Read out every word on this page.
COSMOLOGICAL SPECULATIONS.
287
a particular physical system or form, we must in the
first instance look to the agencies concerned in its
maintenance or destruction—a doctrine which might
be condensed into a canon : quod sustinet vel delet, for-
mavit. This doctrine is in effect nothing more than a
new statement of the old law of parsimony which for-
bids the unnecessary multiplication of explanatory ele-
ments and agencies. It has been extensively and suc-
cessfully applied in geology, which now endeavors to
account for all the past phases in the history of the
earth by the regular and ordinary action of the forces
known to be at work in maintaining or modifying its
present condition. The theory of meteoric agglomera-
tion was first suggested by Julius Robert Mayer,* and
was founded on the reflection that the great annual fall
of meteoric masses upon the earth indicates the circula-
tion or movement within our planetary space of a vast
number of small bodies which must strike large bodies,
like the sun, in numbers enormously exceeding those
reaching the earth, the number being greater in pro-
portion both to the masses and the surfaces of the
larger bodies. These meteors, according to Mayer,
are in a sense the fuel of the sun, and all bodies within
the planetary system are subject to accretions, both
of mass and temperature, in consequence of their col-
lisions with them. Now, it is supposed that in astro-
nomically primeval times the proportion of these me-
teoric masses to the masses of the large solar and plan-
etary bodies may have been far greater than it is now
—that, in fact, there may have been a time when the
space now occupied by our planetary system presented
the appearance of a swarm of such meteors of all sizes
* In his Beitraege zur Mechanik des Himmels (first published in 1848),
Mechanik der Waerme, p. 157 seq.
* * *
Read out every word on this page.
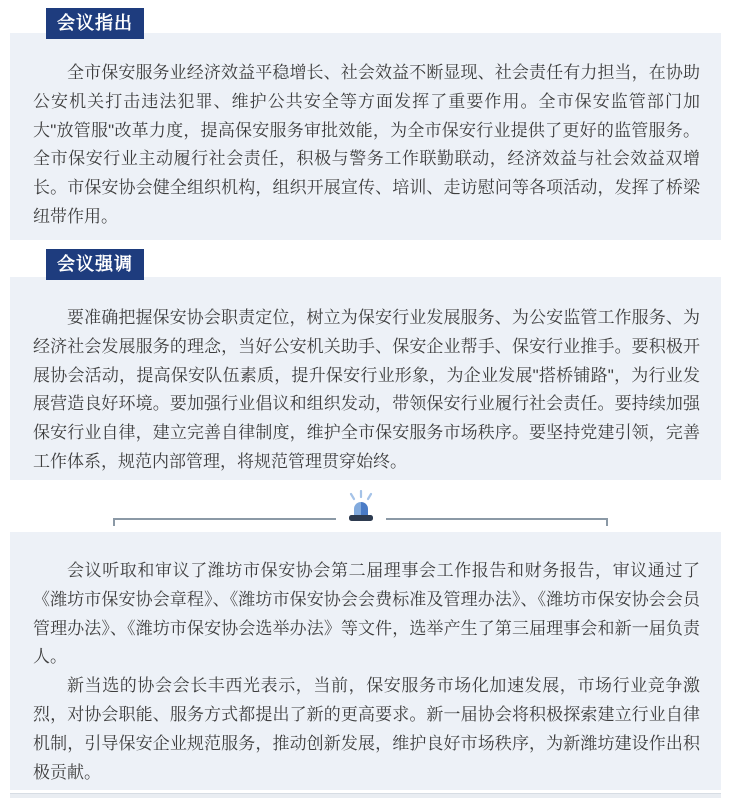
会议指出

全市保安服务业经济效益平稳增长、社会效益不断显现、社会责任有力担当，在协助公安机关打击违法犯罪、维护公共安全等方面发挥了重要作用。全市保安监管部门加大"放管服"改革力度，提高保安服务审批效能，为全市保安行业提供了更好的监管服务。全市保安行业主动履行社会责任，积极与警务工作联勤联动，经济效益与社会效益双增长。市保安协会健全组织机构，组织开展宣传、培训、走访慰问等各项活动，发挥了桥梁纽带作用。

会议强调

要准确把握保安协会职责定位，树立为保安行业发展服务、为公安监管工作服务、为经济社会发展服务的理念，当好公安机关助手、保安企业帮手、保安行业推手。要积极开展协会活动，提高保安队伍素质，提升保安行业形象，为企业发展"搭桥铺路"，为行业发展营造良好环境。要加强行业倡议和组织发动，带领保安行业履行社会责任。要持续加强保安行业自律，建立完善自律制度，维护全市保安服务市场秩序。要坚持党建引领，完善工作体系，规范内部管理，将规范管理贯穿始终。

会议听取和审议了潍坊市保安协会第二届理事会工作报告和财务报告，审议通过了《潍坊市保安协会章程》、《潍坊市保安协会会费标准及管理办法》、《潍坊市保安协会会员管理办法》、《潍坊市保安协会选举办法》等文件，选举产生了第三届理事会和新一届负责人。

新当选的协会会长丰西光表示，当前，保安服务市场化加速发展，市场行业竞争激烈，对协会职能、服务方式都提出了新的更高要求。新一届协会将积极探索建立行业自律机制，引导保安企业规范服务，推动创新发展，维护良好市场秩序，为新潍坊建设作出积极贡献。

STATED PROBLEM
Provide only the count of lines in the material above that hold the word "Mechanik".

REPLY
2